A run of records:
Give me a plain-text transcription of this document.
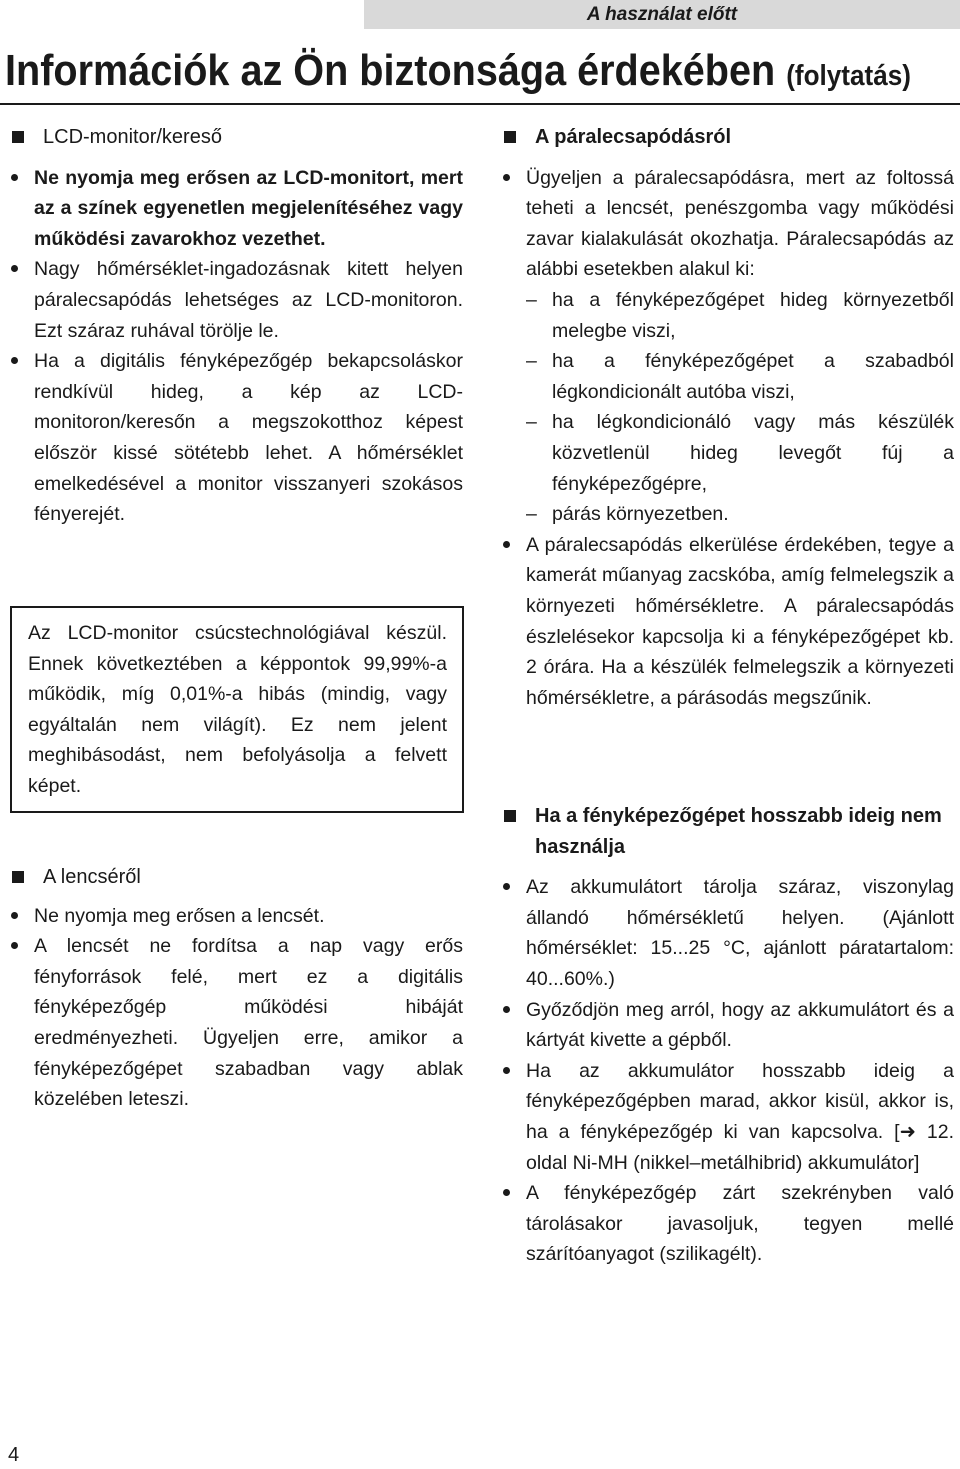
A használat előtt
Információk az Ön biztonsága érdekében (folytatás)
LCD-monitor/kereső
Ne nyomja meg erősen az LCD-monitort, mert az a színek egyenetlen megjelenítéséhez vagy működési zavarokhoz vezethet.
Nagy hőmérséklet-ingadozásnak kitett helyen páralecsapódás lehetséges az LCD-monitoron. Ezt száraz ruhával törölje le.
Ha a digitális fényképezőgép bekapcsoláskor rendkívül hideg, a kép az LCD-monitoron/keresőn a megszokotthoz képest először kissé sötétebb lehet. A hőmérséklet emelkedésével a monitor visszanyeri szokásos fényerejét.
Az LCD-monitor csúcstechnológiával készül. Ennek következtében a képpontok 99,99%-a működik, míg 0,01%-a hibás (mindig, vagy egyáltalán nem világít). Ez nem jelent meghibásodást, nem befolyásolja a felvett képet.
A lencséről
Ne nyomja meg erősen a lencsét.
A lencsét ne fordítsa a nap vagy erős fényforrások felé, mert ez a digitális fényképezőgép működési hibáját eredményezheti. Ügyeljen erre, amikor a fényképezőgépet szabadban vagy ablak közelében leteszi.
A páralecsapódásról
Ügyeljen a páralecsapódásra, mert az foltossá teheti a lencsét, penészgomba vagy működési zavar kialakulását okozhatja. Páralecsapódás az alábbi esetekben alakul ki:
– ha a fényképezőgépet hideg környezetből melegbe viszi,
– ha a fényképezőgépet a szabadból légkondicionált autóba viszi,
– ha légkondicionáló vagy más készülék közvetlenül hideg levegőt fúj a fényképezőgépre,
– párás környezetben.
A páralecsapódás elkerülése érdekében, tegye a kamerát műanyag zacskóba, amíg felmelegszik a környezeti hőmérsékletre. A páralecsapódás észlelésekor kapcsolja ki a fényképezőgépet kb. 2 órára. Ha a készülék felmelegszik a környezeti hőmérsékletre, a párásodás megszűnik.
Ha a fényképezőgépet hosszabb ideig nem használja
Az akkumulátort tárolja száraz, viszonylag állandó hőmérsékletű helyen. (Ajánlott hőmérséklet: 15...25 °C, ajánlott páratartalom: 40...60%.)
Győződjön meg arról, hogy az akkumulátort és a kártyát kivette a gépből.
Ha az akkumulátor hosszabb ideig a fényképezőgépben marad, akkor kisül, akkor is, ha a fényképezőgép ki van kapcsolva. [➜ 12. oldal Ni-MH (nikkel–metálhibrid) akkumulátor]
A fényképezőgép zárt szekrényben való tárolásakor javasoljuk, tegyen mellé szárítóanyagot (szilikagélt).
4
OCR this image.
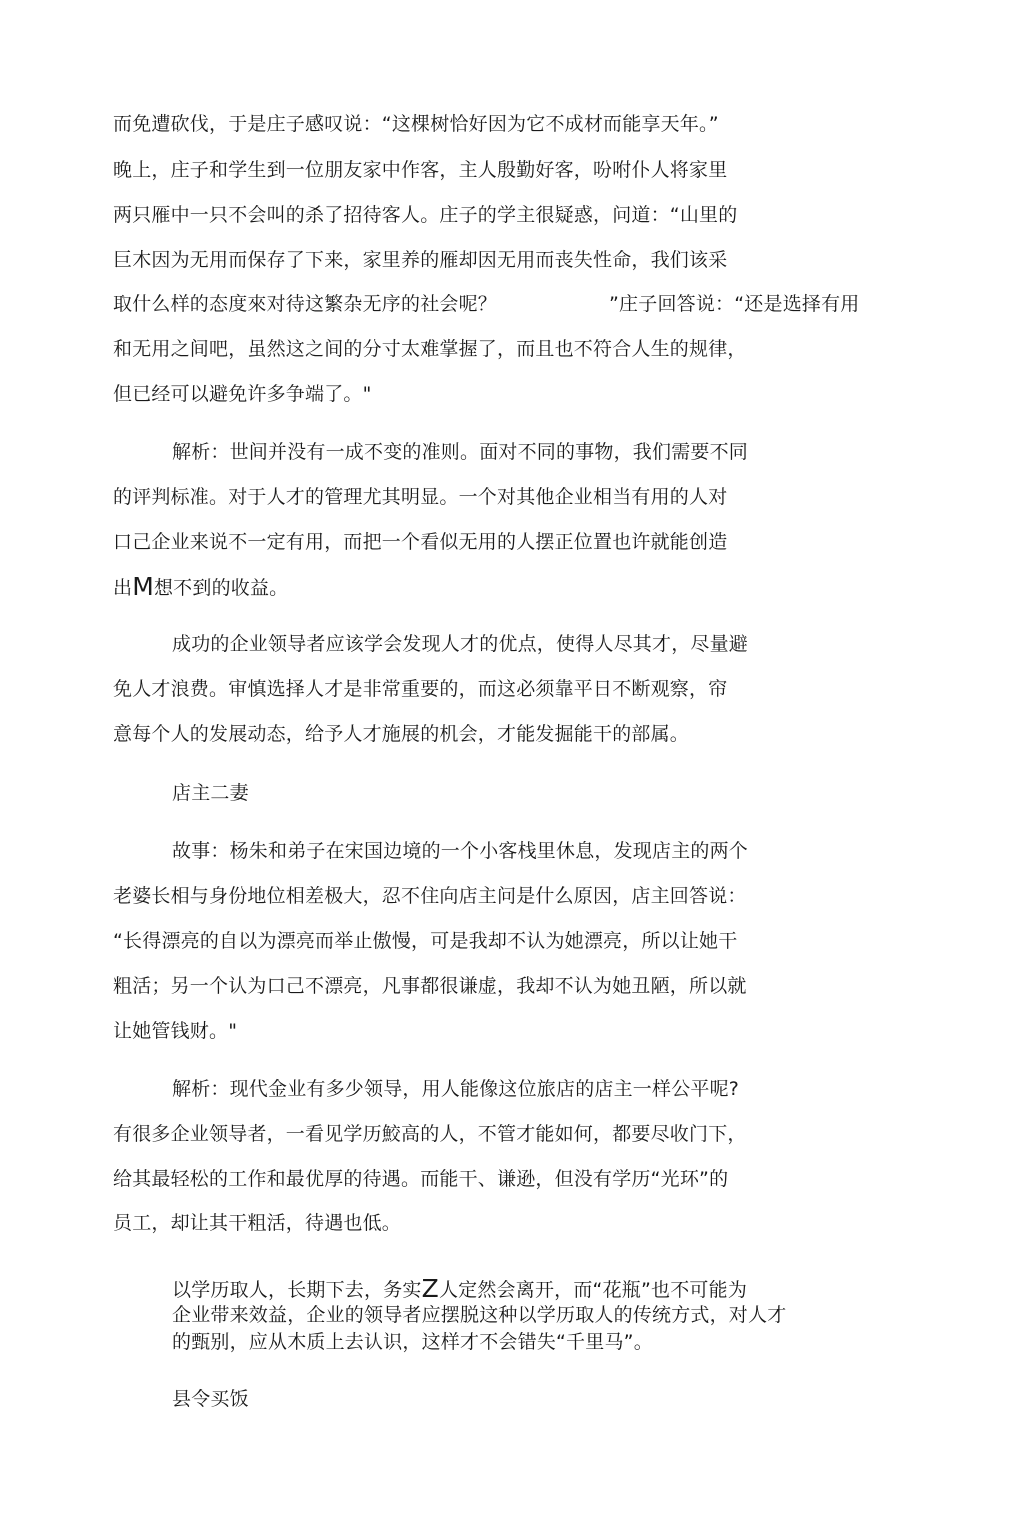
而免遭砍伐，于是庄子感叹说：“这棵树恰好因为它不成材而能享天年。”
晚上，庄子和学生到一位朋友家中作客，主人殷勤好客，吩咐仆人将家里
两只雁中一只不会叫的杀了招待客人。庄子的学主很疑惑，问道：“山里的
巨木因为无用而保存了下来，家里养的雁却因无用而丧失性命，我们该采
取什么样的态度來对待这繁杂无序的社会呢？	”庄子回答说：“还是选择有用
和无用之间吧，虽然这之间的分寸太难掌握了，而且也不符合人生的规律，
但已经可以避免许多争端了。"
解析：世间并没有一成不变的准则。面对不同的事物，我们需要不同
的评判标准。对于人才的管理尤其明显。一个对其他企业相当有用的人对
口己企业来说不一定有用，而把一个看似无用的人摆正位置也许就能创造
出M想不到的收益。
成功的企业领导者应该学会发现人才的优点，使得人尽其才，尽量避
免人才浪费。审慎选择人才是非常重要的，而这必须靠平日不断观察，帘
意每个人的发展动态，给予人才施展的机会，才能发掘能干的部属。
店主二妻
故事：杨朱和弟子在宋国边境的一个小客栈里休息，发现店主的两个
老婆长相与身份地位相差极大，忍不住向店主问是什么原因，店主回答说：
“长得漂亮的自以为漂亮而举止傲慢，可是我却不认为她漂亮，所以让她干
粗活；另一个认为口己不漂亮，凡事都很谦虚，我却不认为她丑陋，所以就
让她管钱财。"
解析：现代金业有多少领导，用人能像这位旅店的店主一样公平呢?
有很多企业领导者，一看见学历鮫高的人，不管才能如何，都要尽收门下，
给其最轻松的工作和最优厚的待遇。而能干、谦逊，但没有学历“光环”的
员工，却让其干粗活，待遇也低。
以学历取人，长期下去，务实Z人定然会离开，而“花瓶”也不可能为
企业带来效益，企业的领导者应摆脱这种以学历取人的传统方式，对人才
的甄别，应从木质上去认识，这样才不会错失“千里马”。
县令买饭
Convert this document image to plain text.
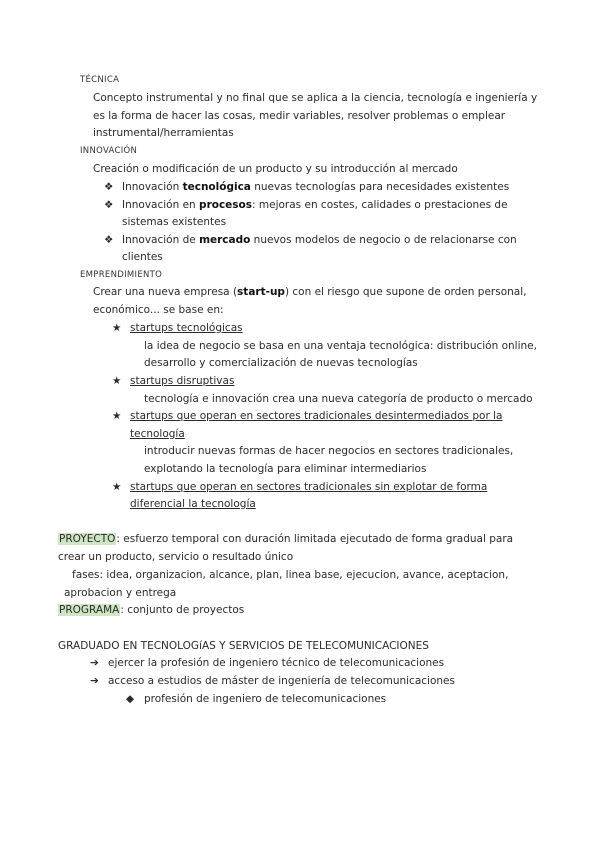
TÉCNICA
Concepto instrumental y no final que se aplica a la ciencia, tecnología e ingeniería y
es la forma de hacer las cosas, medir variables, resolver problemas o emplear
instrumental/herramientas
INNOVACIÓN
Creación o modificación de un producto y su introducción al mercado
❖ Innovación tecnológica nuevas tecnologías para necesidades existentes
❖ Innovación en procesos: mejoras en costes, calidades o prestaciones de
sistemas existentes
❖ Innovación de mercado nuevos modelos de negocio o de relacionarse con
clientes
EMPRENDIMIENTO
Crear una nueva empresa (start-up) con el riesgo que supone de orden personal,
económico... se base en:
★ startups tecnológicas
la idea de negocio se basa en una ventaja tecnológica: distribución online,
desarrollo y comercialización de nuevas tecnologías
★ startups disruptivas
tecnología e innovación crea una nueva categoría de producto o mercado
★ startups que operan en sectores tradicionales desintermediados por la
tecnología
introducir nuevas formas de hacer negocios en sectores tradicionales,
explotando la tecnología para eliminar intermediarios
★ startups que operan en sectores tradicionales sin explotar de forma
diferencial la tecnología
PROYECTO: esfuerzo temporal con duración limitada ejecutado de forma gradual para
crear un producto, servicio o resultado único
fases: idea, organizacion, alcance, plan, linea base, ejecucion, avance, aceptacion,
aprobacion y entrega
PROGRAMA: conjunto de proyectos
GRADUADO EN TECNOLOGíAS Y SERVICIOS DE TELECOMUNICACIONES
➔ ejercer la profesión de ingeniero técnico de telecomunicaciones
➔ acceso a estudios de máster de ingeniería de telecomunicaciones
◆ profesión de ingeniero de telecomunicaciones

Task requirements: Repeat all of the records verbatim, leaving out the pictures.

Correct answer:
Give me a plain-text transcription of this document.
A használat előtt
Információk az Ön biztonsága érdekében (folytatás)
LCD-monitor/kereső
Ne nyomja meg erősen az LCD-monitort, mert az a színek egyenetlen megjelenítéséhez vagy működési zavarokhoz vezethet.
Nagy hőmérséklet-ingadozásnak kitett helyen páralecsapódás lehetséges az LCD-monitoron. Ezt száraz ruhával törölje le.
Ha a digitális fényképezőgép bekapcsoláskor rendkívül hideg, a kép az LCD-monitoron/keresőn a megszokotthoz képest először kissé sötétebb lehet. A hőmérséklet emelkedésével a monitor visszanyeri szokásos fényerejét.
Az LCD-monitor csúcstechnológiával készül. Ennek következtében a képpontok 99,99%-a működik, míg 0,01%-a hibás (mindig, vagy egyáltalán nem világít). Ez nem jelent meghibásodást, nem befolyásolja a felvett képet.
A lencséről
Ne nyomja meg erősen a lencsét.
A lencsét ne fordítsa a nap vagy erős fényforrások felé, mert ez a digitális fényképezőgép működési hibáját eredményezheti. Ügyeljen erre, amikor a fényképezőgépet szabadban vagy ablak közelében leteszi.
A páralecsapódásról
Ügyeljen a páralecsapódásra, mert az foltossá teheti a lencsét, penészgomba vagy működési zavar kialakulását okozhatja. Páralecsapódás az alábbi esetekben alakul ki:
– ha a fényképezőgépet hideg környezetből melegbe viszi,
– ha a fényképezőgépet a szabadból légkondicionált autóba viszi,
– ha légkondicionáló vagy más készülék közvetlenül hideg levegőt fúj a fényképezőgépre,
– párás környezetben.
A páralecsapódás elkerülése érdekében, tegye a kamerát műanyag zacskóba, amíg felmelegszik a környezeti hőmérsékletre. A páralecsapódás észlelésekor kapcsolja ki a fényképezőgépet kb. 2 órára. Ha a készülék felmelegszik a környezeti hőmérsékletre, a párásodás megszűnik.
Ha a fényképezőgépet hosszabb ideig nem használja
Az akkumulátort tárolja száraz, viszonylag állandó hőmérsékletű helyen. (Ajánlott hőmérséklet: 15...25 °C, ajánlott páratartalom: 40...60%.)
Győződjön meg arról, hogy az akkumulátort és a kártyát kivette a gépből.
Ha az akkumulátor hosszabb ideig a fényképezőgépben marad, akkor kisül, akkor is, ha a fényképezőgép ki van kapcsolva. [➜ 12. oldal Ni-MH (nikkel–metálhibrid) akkumulátor]
A fényképezőgép zárt szekrényben való tárolásakor javasoljuk, tegyen mellé szárítóanyagot (szilikagélt).
4
OCR this image.
而免遭砍伐，于是庄子感叹说：“这棵树恰好因为它不成材而能享天年。”
晚上，庄子和学生到一位朋友家中作客，主人殷勤好客，吩咐仆人将家里
两只雁中一只不会叫的杀了招待客人。庄子的学主很疑惑，问道：“山里的
巨木因为无用而保存了下来，家里养的雁却因无用而丧失性命，我们该采
取什么样的态度來对待这繁杂无序的社会呢？	”庄子回答说：“还是选择有用
和无用之间吧，虽然这之间的分寸太难掌握了，而且也不符合人生的规律，
但已经可以避免许多争端了。"
解析：世间并没有一成不变的准则。面对不同的事物，我们需要不同
的评判标准。对于人才的管理尤其明显。一个对其他企业相当有用的人对
口己企业来说不一定有用，而把一个看似无用的人摆正位置也许就能创造
出M想不到的收益。
成功的企业领导者应该学会发现人才的优点，使得人尽其才，尽量避
免人才浪费。审慎选择人才是非常重要的，而这必须靠平日不断观察，帘
意每个人的发展动态，给予人才施展的机会，才能发掘能干的部属。
店主二妻
故事：杨朱和弟子在宋国边境的一个小客栈里休息，发现店主的两个
老婆长相与身份地位相差极大，忍不住向店主问是什么原因，店主回答说：
“长得漂亮的自以为漂亮而举止傲慢，可是我却不认为她漂亮，所以让她干
粗活；另一个认为口己不漂亮，凡事都很谦虚，我却不认为她丑陋，所以就
让她管钱财。"
解析：现代金业有多少领导，用人能像这位旅店的店主一样公平呢?
有很多企业领导者，一看见学历鮫高的人，不管才能如何，都要尽收门下，
给其最轻松的工作和最优厚的待遇。而能干、谦逊，但没有学历“光环”的
员工，却让其干粗活，待遇也低。
以学历取人，长期下去，务实Z人定然会离开，而“花瓶”也不可能为
企业带来效益，企业的领导者应摆脱这种以学历取人的传统方式，对人才
的甄别，应从木质上去认识，这样才不会错失“千里马”。
县令买饭
Convert this document image to plain text.
TÉCNICA
Concepto instrumental y no final que se aplica a la ciencia, tecnología e ingeniería y
es la forma de hacer las cosas, medir variables, resolver problemas o emplear
instrumental/herramientas
INNOVACIÓN
Creación o modificación de un producto y su introducción al mercado
❖ Innovación tecnológica nuevas tecnologías para necesidades existentes
❖ Innovación en procesos: mejoras en costes, calidades o prestaciones de
sistemas existentes
❖ Innovación de mercado nuevos modelos de negocio o de relacionarse con
clientes
EMPRENDIMIENTO
Crear una nueva empresa (start-up) con el riesgo que supone de orden personal,
económico... se base en:
★ startups tecnológicas
la idea de negocio se basa en una ventaja tecnológica: distribución online,
desarrollo y comercialización de nuevas tecnologías
★ startups disruptivas
tecnología e innovación crea una nueva categoría de producto o mercado
★ startups que operan en sectores tradicionales desintermediados por la
tecnología
introducir nuevas formas de hacer negocios en sectores tradicionales,
explotando la tecnología para eliminar intermediarios
★ startups que operan en sectores tradicionales sin explotar de forma
diferencial la tecnología
PROYECTO: esfuerzo temporal con duración limitada ejecutado de forma gradual para
crear un producto, servicio o resultado único
fases: idea, organizacion, alcance, plan, linea base, ejecucion, avance, aceptacion,
aprobacion y entrega
PROGRAMA: conjunto de proyectos
GRADUADO EN TECNOLOGíAS Y SERVICIOS DE TELECOMUNICACIONES
➔ ejercer la profesión de ingeniero técnico de telecomunicaciones
➔ acceso a estudios de máster de ingeniería de telecomunicaciones
◆ profesión de ingeniero de telecomunicaciones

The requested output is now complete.